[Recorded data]
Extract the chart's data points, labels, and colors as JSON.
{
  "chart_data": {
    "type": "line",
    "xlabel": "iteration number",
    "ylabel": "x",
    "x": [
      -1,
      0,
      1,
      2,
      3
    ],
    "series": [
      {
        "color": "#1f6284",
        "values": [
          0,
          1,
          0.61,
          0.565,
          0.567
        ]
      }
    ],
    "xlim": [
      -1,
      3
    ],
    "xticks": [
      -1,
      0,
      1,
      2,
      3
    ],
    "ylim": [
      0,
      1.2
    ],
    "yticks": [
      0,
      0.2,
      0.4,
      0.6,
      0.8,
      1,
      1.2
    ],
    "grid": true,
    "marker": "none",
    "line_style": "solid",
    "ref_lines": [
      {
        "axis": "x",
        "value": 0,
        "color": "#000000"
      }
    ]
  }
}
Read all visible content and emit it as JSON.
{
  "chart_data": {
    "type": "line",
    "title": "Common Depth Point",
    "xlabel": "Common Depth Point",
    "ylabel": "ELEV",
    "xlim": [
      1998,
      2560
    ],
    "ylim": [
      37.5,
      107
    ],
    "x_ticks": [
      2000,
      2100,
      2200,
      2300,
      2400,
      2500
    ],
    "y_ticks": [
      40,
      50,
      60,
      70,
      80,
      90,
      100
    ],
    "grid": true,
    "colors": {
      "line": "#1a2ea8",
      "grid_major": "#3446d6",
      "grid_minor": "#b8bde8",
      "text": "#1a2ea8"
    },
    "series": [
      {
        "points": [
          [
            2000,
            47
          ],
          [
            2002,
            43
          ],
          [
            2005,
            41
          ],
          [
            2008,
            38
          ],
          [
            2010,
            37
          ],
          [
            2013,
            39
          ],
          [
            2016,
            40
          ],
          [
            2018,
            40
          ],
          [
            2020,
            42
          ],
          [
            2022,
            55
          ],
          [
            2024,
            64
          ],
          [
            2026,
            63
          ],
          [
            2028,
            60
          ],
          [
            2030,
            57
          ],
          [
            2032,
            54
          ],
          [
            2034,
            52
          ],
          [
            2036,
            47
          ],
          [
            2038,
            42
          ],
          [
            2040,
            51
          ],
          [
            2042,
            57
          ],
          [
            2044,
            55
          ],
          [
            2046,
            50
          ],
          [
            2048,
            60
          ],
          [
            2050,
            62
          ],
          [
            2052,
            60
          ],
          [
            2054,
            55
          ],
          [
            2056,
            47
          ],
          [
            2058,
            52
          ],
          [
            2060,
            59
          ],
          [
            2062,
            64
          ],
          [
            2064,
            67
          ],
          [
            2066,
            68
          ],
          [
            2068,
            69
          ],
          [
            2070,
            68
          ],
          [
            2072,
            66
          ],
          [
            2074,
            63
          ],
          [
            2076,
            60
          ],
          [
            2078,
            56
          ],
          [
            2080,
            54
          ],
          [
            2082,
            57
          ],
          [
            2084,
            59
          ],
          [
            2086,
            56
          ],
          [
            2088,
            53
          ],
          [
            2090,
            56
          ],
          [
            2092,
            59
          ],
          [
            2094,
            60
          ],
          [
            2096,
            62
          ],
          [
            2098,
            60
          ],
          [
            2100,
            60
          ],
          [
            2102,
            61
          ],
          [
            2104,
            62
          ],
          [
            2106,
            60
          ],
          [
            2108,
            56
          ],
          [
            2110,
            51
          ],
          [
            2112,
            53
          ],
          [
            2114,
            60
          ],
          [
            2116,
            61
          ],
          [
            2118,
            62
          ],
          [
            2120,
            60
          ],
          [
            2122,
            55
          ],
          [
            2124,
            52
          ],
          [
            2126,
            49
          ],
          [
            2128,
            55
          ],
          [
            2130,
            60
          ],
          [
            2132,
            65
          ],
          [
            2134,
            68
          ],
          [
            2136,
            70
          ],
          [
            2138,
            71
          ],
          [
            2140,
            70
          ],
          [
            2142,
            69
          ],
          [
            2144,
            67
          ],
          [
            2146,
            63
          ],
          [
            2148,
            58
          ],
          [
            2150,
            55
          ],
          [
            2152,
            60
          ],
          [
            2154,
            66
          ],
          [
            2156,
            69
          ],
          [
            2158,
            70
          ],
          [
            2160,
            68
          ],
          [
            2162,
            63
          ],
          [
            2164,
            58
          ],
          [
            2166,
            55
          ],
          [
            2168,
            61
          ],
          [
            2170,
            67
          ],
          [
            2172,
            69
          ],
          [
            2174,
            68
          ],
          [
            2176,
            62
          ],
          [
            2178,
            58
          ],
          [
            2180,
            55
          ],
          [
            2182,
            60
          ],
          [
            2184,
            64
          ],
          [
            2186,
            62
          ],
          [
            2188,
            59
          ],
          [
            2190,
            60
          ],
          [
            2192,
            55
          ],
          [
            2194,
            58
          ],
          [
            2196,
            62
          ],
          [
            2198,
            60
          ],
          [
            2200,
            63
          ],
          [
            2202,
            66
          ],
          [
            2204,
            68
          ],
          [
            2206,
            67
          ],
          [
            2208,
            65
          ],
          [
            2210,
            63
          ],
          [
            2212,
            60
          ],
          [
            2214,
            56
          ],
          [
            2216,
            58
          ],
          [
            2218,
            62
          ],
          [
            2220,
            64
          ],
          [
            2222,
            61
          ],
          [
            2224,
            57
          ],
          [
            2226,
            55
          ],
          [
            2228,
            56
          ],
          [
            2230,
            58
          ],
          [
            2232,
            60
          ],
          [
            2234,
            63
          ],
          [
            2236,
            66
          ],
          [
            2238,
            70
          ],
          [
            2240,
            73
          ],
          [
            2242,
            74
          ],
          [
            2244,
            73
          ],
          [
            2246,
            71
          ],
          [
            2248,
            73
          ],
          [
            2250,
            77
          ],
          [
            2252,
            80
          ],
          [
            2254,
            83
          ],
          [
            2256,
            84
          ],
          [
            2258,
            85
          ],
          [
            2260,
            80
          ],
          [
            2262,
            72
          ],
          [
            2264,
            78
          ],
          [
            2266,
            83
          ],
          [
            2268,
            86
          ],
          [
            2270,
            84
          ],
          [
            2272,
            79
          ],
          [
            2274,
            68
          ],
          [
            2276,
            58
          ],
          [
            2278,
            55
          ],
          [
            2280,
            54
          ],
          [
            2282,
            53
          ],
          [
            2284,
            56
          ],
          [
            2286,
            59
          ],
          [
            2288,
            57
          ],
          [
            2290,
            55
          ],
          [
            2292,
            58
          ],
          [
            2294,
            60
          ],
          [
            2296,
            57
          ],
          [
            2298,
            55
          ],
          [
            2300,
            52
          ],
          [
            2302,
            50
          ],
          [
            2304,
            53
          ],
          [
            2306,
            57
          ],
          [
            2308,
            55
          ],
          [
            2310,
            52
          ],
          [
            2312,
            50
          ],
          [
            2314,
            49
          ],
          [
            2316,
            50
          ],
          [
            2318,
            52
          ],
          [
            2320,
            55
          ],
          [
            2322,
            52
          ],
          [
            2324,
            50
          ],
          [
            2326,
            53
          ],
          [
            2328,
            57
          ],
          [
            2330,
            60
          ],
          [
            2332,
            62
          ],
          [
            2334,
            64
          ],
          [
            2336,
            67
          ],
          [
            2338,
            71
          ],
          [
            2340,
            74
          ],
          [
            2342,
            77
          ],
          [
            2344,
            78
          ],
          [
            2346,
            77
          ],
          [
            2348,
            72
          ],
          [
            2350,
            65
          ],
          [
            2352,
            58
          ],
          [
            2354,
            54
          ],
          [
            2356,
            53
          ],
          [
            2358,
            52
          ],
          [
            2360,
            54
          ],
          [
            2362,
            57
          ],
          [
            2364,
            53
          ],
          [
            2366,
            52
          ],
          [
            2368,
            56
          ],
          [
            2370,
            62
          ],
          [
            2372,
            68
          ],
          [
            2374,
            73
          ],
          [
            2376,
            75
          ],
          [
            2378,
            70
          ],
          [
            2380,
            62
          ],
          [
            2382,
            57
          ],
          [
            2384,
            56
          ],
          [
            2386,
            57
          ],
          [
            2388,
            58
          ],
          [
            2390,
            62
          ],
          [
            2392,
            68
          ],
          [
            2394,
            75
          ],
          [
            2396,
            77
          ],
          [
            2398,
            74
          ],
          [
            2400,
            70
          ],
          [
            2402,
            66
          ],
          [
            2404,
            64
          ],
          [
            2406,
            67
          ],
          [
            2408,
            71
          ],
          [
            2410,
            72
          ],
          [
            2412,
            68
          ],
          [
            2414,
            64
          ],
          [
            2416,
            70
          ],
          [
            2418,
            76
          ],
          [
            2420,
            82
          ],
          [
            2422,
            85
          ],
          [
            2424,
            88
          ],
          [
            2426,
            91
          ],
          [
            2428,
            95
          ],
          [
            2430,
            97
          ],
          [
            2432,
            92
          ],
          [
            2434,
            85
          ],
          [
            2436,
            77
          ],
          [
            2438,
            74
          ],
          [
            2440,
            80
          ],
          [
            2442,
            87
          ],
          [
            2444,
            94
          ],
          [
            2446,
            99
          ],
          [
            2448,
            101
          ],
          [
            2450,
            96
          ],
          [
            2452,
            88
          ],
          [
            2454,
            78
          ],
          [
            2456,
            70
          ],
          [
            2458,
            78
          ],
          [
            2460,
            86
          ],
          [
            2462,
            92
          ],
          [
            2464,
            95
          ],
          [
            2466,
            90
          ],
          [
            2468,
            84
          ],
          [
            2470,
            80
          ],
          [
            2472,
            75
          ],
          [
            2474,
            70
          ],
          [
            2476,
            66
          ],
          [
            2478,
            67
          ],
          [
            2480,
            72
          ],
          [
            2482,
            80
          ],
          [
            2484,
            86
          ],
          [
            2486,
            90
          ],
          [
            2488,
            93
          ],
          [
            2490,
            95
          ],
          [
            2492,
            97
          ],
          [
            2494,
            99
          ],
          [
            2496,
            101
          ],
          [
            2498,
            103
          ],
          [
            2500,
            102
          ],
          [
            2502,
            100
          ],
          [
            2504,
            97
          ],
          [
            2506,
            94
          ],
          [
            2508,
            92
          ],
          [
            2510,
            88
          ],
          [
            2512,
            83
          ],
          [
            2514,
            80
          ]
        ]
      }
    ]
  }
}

> _GOAL OF THE EXERCISE_
For the entries shown above, give the number of lines that include the word "Common", without any other text.

> _RESPONSE BELOW_
2